# BRIEF
Report all lines holding "Primary".

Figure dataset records
----

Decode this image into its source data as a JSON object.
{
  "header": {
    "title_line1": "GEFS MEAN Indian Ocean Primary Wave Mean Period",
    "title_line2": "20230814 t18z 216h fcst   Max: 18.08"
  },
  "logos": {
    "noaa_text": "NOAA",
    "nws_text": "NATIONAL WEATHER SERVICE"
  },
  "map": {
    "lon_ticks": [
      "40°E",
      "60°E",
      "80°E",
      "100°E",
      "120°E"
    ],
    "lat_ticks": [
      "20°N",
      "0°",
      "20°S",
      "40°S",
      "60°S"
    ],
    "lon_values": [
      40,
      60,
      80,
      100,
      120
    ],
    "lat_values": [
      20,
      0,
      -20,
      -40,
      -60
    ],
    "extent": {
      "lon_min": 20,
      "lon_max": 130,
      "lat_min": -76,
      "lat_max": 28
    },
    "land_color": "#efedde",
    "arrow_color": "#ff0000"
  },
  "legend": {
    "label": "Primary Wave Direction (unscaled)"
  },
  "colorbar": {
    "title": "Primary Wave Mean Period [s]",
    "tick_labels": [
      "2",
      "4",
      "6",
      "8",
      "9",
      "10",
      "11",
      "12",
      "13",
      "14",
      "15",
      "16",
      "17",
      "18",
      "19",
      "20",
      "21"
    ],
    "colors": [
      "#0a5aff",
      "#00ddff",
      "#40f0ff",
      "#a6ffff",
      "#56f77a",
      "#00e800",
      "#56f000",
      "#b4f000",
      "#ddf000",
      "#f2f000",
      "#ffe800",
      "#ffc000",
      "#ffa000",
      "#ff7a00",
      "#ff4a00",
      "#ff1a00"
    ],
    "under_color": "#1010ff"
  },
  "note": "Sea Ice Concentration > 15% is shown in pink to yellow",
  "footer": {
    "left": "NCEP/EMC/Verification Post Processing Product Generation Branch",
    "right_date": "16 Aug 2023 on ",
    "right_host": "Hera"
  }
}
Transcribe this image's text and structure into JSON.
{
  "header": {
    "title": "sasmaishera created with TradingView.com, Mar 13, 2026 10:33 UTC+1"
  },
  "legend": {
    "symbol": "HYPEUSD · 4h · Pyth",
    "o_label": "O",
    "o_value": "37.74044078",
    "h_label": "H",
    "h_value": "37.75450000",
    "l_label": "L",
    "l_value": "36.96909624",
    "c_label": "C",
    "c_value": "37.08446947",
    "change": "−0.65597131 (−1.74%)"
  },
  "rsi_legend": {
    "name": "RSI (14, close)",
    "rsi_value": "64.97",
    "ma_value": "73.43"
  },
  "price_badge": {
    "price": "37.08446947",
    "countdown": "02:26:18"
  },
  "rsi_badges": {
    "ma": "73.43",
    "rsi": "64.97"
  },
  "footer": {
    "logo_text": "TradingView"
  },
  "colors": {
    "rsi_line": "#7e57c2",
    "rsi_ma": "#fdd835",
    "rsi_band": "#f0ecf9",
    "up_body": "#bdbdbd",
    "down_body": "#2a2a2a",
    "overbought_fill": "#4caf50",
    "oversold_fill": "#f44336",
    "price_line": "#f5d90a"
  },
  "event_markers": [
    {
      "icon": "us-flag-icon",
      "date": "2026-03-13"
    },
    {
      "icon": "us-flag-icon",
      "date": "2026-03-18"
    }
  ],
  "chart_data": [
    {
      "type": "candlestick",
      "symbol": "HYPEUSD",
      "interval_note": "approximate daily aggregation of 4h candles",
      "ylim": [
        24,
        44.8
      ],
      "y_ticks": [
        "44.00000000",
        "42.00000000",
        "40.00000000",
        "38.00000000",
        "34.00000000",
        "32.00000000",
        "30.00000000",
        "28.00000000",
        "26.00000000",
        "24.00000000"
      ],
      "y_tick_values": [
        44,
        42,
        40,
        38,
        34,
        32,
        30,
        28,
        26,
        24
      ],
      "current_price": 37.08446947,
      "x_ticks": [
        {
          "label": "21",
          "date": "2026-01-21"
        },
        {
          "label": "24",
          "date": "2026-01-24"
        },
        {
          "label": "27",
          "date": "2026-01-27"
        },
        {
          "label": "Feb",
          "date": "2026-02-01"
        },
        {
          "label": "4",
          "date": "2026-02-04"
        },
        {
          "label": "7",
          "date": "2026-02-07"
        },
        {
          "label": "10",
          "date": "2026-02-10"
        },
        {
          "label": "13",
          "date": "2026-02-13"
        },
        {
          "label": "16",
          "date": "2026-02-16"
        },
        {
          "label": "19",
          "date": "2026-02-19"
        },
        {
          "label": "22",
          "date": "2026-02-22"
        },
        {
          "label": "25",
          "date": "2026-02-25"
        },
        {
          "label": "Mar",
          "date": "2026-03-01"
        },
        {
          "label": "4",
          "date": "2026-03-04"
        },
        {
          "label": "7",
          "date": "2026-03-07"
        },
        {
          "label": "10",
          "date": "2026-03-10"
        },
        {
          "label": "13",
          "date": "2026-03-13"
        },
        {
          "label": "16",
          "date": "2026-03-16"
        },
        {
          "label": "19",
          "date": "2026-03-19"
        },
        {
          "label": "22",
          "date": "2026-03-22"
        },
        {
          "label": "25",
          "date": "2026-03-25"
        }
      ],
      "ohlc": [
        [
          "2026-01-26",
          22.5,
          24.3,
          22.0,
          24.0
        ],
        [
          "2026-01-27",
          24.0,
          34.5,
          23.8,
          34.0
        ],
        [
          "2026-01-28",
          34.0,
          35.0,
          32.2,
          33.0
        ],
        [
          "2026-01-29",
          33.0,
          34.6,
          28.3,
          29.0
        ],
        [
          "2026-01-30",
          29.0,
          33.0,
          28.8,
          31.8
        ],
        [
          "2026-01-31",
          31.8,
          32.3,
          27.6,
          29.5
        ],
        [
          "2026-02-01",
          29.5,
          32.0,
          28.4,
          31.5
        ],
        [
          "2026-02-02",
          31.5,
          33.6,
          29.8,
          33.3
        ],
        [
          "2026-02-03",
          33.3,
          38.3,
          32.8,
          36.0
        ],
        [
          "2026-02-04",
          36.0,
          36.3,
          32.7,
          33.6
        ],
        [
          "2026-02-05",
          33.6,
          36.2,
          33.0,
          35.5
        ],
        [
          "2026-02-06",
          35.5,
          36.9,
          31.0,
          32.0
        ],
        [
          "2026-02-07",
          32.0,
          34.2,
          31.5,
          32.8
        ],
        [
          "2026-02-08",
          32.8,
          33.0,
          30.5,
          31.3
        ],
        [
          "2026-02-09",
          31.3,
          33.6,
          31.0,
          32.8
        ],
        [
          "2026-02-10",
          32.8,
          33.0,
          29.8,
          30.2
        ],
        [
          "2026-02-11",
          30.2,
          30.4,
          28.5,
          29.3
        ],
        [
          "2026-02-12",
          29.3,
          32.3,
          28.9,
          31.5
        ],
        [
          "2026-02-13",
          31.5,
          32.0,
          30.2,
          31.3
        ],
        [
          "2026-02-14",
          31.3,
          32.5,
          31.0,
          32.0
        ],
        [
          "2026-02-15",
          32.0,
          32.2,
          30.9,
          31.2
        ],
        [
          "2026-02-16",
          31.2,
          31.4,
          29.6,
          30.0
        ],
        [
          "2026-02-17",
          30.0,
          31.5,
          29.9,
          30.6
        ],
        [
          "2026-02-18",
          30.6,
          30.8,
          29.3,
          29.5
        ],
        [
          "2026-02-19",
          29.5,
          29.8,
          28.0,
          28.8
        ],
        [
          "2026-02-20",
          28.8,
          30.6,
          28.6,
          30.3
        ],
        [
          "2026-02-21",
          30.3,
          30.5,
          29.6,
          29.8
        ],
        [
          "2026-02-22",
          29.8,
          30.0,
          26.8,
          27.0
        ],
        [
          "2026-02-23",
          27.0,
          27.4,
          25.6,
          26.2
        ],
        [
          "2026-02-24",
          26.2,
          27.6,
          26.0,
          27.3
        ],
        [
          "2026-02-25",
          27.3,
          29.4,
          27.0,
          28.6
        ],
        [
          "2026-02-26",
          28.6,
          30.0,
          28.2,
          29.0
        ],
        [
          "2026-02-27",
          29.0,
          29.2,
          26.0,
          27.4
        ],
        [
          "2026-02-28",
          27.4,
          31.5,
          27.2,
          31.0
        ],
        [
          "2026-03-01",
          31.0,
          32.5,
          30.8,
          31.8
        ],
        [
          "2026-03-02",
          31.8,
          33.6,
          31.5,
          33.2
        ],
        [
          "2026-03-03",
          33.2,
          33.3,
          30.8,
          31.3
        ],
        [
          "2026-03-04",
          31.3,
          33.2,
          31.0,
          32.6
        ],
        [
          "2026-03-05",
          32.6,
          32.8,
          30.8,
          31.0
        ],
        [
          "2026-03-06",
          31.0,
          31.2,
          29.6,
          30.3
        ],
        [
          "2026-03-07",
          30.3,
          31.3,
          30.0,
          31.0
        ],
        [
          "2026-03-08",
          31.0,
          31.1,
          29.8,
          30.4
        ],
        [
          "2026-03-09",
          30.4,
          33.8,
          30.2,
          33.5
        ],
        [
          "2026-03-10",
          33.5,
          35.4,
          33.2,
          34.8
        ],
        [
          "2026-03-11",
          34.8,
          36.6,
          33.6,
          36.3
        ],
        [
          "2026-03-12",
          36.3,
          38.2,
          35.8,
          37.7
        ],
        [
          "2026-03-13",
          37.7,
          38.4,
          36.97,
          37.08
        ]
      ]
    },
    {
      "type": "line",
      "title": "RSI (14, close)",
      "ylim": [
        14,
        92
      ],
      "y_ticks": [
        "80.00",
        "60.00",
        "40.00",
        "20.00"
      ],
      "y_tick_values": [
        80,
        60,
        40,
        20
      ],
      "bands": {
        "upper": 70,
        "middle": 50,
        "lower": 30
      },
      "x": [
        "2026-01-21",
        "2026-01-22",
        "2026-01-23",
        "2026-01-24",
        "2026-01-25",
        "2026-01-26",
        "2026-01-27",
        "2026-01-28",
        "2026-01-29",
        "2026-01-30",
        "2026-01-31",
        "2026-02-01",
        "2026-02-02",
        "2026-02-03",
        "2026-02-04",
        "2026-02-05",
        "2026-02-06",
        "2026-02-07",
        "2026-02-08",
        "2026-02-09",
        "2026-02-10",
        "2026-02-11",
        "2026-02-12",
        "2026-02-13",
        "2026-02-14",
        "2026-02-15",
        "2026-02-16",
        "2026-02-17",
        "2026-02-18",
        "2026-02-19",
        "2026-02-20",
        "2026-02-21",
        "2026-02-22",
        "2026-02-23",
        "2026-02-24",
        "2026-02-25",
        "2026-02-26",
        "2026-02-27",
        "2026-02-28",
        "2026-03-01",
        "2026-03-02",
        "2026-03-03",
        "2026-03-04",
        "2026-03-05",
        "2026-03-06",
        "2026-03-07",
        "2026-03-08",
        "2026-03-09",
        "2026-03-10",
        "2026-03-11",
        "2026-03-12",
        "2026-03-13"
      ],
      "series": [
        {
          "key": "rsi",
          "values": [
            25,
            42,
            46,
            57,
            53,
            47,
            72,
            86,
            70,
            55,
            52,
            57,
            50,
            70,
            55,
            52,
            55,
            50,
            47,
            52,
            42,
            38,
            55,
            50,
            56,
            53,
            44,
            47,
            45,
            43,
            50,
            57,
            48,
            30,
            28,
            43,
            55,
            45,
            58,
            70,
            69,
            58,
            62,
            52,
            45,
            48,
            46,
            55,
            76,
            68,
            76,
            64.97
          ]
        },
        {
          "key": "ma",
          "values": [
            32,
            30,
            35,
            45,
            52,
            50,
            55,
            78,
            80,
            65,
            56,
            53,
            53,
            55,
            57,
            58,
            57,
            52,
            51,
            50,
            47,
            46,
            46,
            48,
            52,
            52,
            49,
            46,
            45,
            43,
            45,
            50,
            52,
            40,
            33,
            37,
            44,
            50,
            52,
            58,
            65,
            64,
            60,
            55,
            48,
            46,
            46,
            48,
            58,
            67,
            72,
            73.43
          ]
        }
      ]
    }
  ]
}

----

# CORRECT OUTPUT
    "title_line1": "GEFS MEAN Indian Ocean Primary Wave Mean Period",
    "label": "Primary Wave Direction (unscaled)"
    "title": "Primary Wave Mean Period [s]",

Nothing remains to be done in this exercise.